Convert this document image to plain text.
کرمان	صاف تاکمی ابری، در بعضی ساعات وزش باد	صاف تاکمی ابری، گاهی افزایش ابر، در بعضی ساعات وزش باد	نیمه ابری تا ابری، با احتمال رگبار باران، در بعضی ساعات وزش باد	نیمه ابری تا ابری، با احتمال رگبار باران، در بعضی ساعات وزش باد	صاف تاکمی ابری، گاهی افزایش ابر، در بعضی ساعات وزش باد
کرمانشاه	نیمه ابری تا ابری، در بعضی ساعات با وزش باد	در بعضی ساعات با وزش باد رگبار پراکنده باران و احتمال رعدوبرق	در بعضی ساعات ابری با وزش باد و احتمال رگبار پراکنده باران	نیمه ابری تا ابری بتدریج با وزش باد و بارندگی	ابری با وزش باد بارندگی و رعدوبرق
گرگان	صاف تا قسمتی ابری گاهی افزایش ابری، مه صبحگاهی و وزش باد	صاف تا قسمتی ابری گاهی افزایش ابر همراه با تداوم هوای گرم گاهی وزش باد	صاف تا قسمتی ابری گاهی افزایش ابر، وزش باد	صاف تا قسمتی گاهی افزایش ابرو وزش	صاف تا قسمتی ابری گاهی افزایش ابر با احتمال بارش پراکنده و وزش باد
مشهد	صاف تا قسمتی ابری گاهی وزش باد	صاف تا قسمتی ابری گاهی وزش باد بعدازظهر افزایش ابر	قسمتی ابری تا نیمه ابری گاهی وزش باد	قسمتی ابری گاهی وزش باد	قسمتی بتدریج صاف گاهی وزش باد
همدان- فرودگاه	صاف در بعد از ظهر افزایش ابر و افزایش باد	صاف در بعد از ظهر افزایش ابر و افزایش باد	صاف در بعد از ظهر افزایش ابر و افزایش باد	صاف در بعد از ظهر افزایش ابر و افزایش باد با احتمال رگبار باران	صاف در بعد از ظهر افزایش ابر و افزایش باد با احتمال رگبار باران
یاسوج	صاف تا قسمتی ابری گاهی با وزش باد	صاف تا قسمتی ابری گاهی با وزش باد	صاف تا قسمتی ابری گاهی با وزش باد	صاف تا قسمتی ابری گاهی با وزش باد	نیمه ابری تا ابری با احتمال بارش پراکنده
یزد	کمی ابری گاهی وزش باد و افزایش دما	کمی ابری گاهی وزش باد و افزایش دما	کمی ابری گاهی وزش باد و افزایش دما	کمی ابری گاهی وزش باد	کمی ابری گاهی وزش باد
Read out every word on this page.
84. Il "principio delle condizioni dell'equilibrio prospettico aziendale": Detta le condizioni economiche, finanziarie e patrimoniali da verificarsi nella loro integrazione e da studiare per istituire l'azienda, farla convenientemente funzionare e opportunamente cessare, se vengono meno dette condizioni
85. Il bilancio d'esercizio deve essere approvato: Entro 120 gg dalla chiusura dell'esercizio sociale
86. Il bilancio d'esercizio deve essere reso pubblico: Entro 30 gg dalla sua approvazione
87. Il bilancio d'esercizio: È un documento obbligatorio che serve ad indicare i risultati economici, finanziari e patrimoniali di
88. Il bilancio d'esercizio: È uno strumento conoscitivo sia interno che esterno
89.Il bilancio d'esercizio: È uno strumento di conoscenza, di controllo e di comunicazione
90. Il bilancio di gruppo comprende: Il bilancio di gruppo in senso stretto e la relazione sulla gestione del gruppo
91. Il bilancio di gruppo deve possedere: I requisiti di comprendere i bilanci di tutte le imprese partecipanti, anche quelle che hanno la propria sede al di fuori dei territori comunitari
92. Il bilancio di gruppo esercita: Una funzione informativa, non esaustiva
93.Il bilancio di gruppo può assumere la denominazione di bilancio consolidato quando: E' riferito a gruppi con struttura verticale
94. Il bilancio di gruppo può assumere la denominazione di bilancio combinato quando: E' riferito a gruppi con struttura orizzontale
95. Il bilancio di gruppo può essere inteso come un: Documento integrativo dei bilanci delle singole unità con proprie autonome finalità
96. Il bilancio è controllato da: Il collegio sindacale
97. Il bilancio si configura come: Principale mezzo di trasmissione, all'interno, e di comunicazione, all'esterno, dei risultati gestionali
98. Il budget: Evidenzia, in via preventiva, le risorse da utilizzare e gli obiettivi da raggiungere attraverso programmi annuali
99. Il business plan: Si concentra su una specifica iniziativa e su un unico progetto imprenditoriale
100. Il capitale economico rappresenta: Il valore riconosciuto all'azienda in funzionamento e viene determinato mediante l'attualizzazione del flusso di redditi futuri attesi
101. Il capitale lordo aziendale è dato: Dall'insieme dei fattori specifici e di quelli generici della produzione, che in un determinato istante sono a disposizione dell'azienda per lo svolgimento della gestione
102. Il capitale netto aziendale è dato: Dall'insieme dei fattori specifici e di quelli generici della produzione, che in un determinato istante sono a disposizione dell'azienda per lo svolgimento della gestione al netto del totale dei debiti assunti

■ REQUIREMENT
Write out each line of the data that holds the string "della".

■ TASK RESULT
101. Il capitale lordo aziendale è dato: Dall'insieme dei fattori specifici e di quelli generici della produzione, che in un determinato istante sono a disposizione dell'azienda per lo svolgimento della gestione
102. Il capitale netto aziendale è dato: Dall'insieme dei fattori specifici e di quelli generici della produzione, che in un determinato istante sono a disposizione dell'azienda per lo svolgimento della gestione al netto del totale dei debiti assunti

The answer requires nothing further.